**Encargo a**
Repite sin cambios las líneas de las entradas, empezando por la que contiene "staticText: 24 xyxy=(632,27,652,50)" y terminando en la última línea de las entradas, ambas incluidas.

Alejandro Badillo, La herrumbre y las huellas, Puebla, Educación y Cultura, 2013. 

miércoles, abril 03, 2013

Ensayar la risa

(Para descargar el libro haz clic en la imagen, vía Tediósfera).

Escribir sobre lo cotidiano no es fácil. Escribir sobre lo cotidiano con sentido del humor es tarea titánica. Pocos hay que lo consiguen. En la tradición solemne de nuestro país muy pocos. Probablemente Gutiérrez Nájera estaría en esa lista. Y Jorge Ibargüengoitia, como el epígono de tales propósitos. Y más hacia nuestros días, Germán Dehesa, Guillermo Sheridan y Juan Villoro (en su faceta menos seria). Todos ellos son personajes a quienes caracteriza una cuestión que no se puede pasar por alto: la capacidad de relacionar los referentes de la alta cultura con las referencias contemporáneas de la cultura popular.
Es decir, sus referentes no se quedan en el limbo de la Academia ni sus textos sólo pueden ser leídos por iniciados en el canon de la cultura denominada “general” (que cada vez más muda a “particular, rara, en peligro de extinción”). Todos se mueven hacia aquello que ha sido llamado la cultura de masas, la cultura de los medios masivos de comunicación, la cultura de los jodidos (Azcárraga dixit), en fin, la cultura popular (término a discusión pero que, para efectos prácticos, funciona). Refieren a ese campo, pero sin perder de vista la formación culta ni la rigurosidad argumentativa.

**Entradas**
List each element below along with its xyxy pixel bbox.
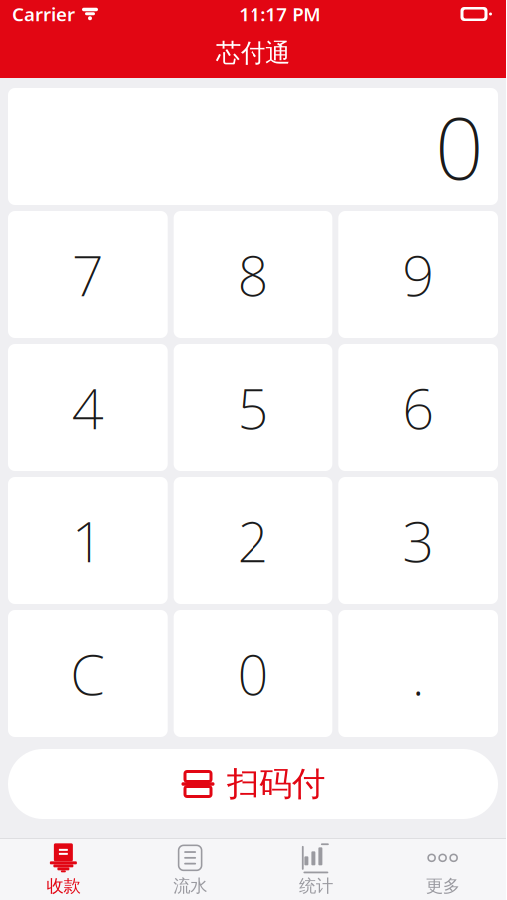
staticText: 0 (436, 90, 485, 203)
staticText: 4 (72, 370, 104, 445)
staticText: 扫码付 (227, 764, 326, 804)
staticText: 收款 (46, 875, 80, 897)
button[interactable]: 3 (339, 477, 499, 604)
staticText: 流水 (173, 875, 207, 897)
button[interactable]: 0 (174, 610, 333, 737)
button[interactable]: 9 (339, 211, 499, 338)
button[interactable]: . (339, 610, 499, 737)
button[interactable]: 8 (174, 211, 333, 338)
staticText: 3 (403, 503, 435, 578)
staticText: 芯付通 (216, 37, 291, 68)
button[interactable]: 4 (8, 344, 168, 471)
button[interactable]: 扫码付 (8, 749, 499, 819)
button[interactable]: C (8, 610, 168, 737)
button[interactable]: 1 (8, 477, 168, 604)
staticText: 6 (403, 370, 435, 445)
staticText: 1 (72, 503, 104, 578)
staticText: 更多 (427, 875, 461, 897)
button[interactable]: 6 (339, 344, 499, 471)
staticText: 11:17 PM (239, 2, 321, 26)
button[interactable]: 收款 (0, 839, 127, 900)
staticText: 0 (238, 636, 270, 711)
button[interactable]: 7 (8, 211, 168, 338)
button[interactable]: 统计 (254, 839, 380, 900)
staticText: . (413, 636, 426, 711)
staticText: 8 (238, 237, 270, 312)
staticText: 5 (238, 370, 270, 445)
staticText: 7 (72, 237, 104, 312)
button[interactable]: 2 (174, 477, 333, 604)
staticText: 9 (403, 237, 435, 312)
staticText: C (70, 636, 105, 711)
staticText: 2 (238, 503, 270, 578)
button[interactable]: 5 (174, 344, 333, 471)
button[interactable]: 流水 (127, 839, 254, 900)
button[interactable]: 更多 (380, 839, 507, 900)
staticText: Carrier (12, 2, 75, 26)
staticText: 统计 (300, 875, 334, 897)
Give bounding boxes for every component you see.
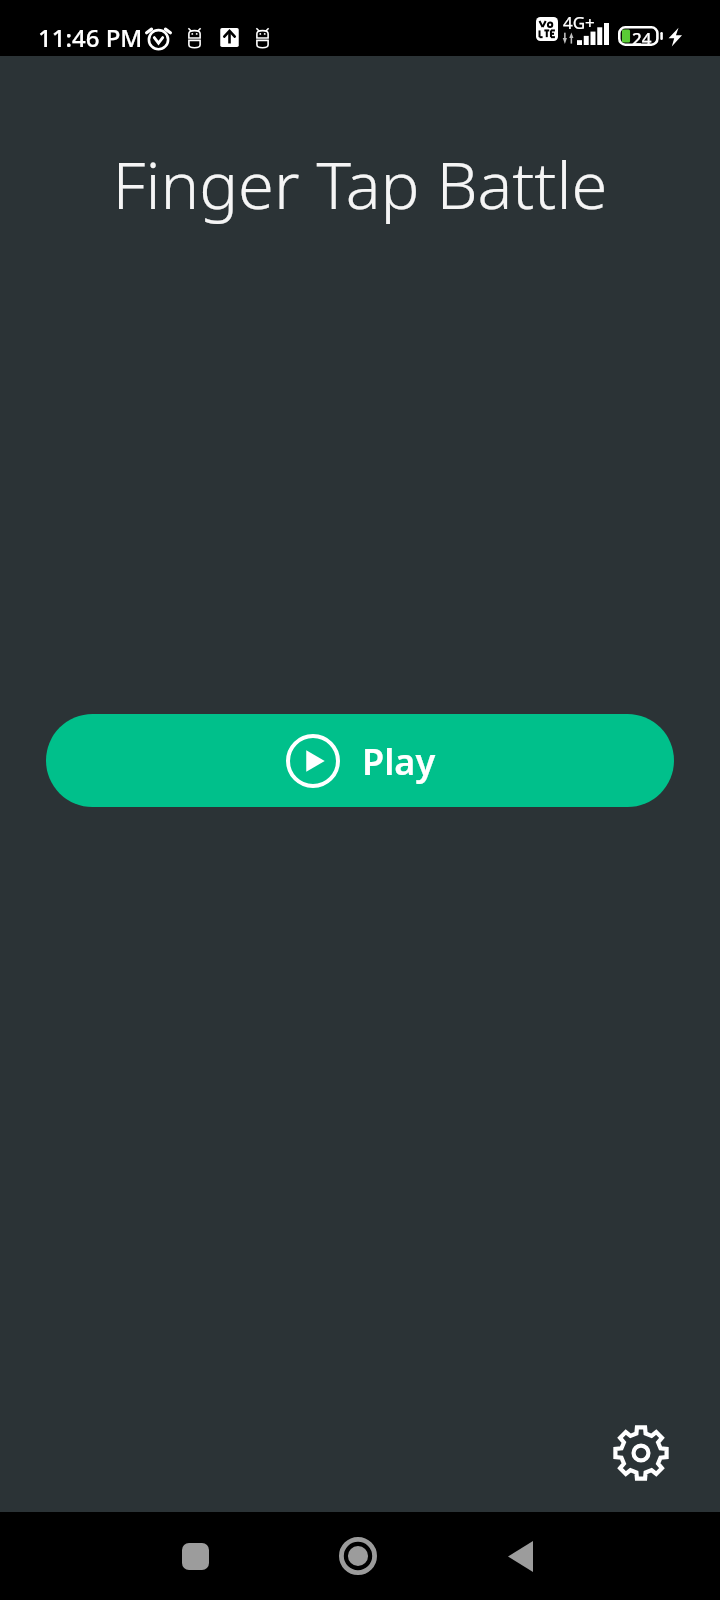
staticText: 24 xyxy=(632,27,652,50)
staticText: Play xyxy=(362,737,436,786)
staticText: 11:46 PM xyxy=(38,21,143,54)
button[interactable]: Recent apps xyxy=(155,1516,235,1596)
staticText: 4G+ xyxy=(563,11,595,34)
staticText: Finger Tap Battle xyxy=(0,140,720,229)
button[interactable]: Play xyxy=(46,714,674,807)
button[interactable]: Back xyxy=(480,1516,560,1596)
button[interactable]: Settings xyxy=(597,1409,685,1497)
button[interactable]: Home xyxy=(318,1516,398,1596)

**Encargo b**
Sigue escribiendo el texto sobre el humor al escribir de lo cotidiano a partir de donde se detiene.

**Resultado del ejercicio a**
staticText: 24 xyxy=(632,27,652,50)
staticText: Play xyxy=(362,737,436,786)
staticText: 11:46 PM xyxy=(38,21,143,54)
button[interactable]: Recent apps xyxy=(155,1516,235,1596)
staticText: 4G+ xyxy=(563,11,595,34)
staticText: Finger Tap Battle xyxy=(0,140,720,229)
button[interactable]: Play xyxy=(46,714,674,807)
button[interactable]: Back xyxy=(480,1516,560,1596)
button[interactable]: Settings xyxy=(597,1409,685,1497)
button[interactable]: Home xyxy=(318,1516,398,1596)

**Resultado del ejercicio b**
A ese singular pantheon habrá que añadir a Eduardo Huchín Sosa, escritor campechano que con su libro ¿Escribes o trabajas? (FETA, 2004) consigue lo que los arriba mencionados tienen como estilo de escritura. Hay en la aparente variedad de los textos incluidos en el volumen, características que los hermanan: la referencia a elementos identitarios del sureste de México, una capacidad de observación de los detalles de la “vida de la calle” que muda en expresiones tragicómicas de nuestra realidad, la referencia a formas discursivas que parten de géneros académicos pero cuyo contenido remite a cuestiones que reconocemos cercanas y conocidas.
Los temas sí son variados y hay para todos los gustos: digresiones sobre la vida y vocación artística, el porno como industria y como discurso, los personajes y géneros televisivos, la genealogía de las diversas formas de expresar el ser de los mexicanos, la música, la literatura, la burocracia, el futbol y una serie de preocupaciones cuyo tratamiento mueve a la risa congelada.
Porque algo que se agradece en este libro (y que deja con ganas de más, lo que algún editor más que listillo debería ya de estar sopesando) es el humor finísimo (que va de la ironía a la parodia a la alegoría al sarcasmo) que se teje en cada una de sus páginas. Es de los libros que se leen con calma. Entre pausas. Como esos postres extracalóricos que están al fondo del refrigerador y de los cuales sólo podemos comer ligeras rebanadas para extender el placer. Aunque dependiendo del lector es posible que un atracón sin miramientos también lo deje más que satisfecho (pero con síndrome de abstinencia, seguro). Por mi parte, me quedo a la expectativa y en la cacería de la próxima entrega de estas crónicas-ensayos-artículos que me hicieron pasar más de un buen rato. Dejo una muestra:
“Disculpen la modestia”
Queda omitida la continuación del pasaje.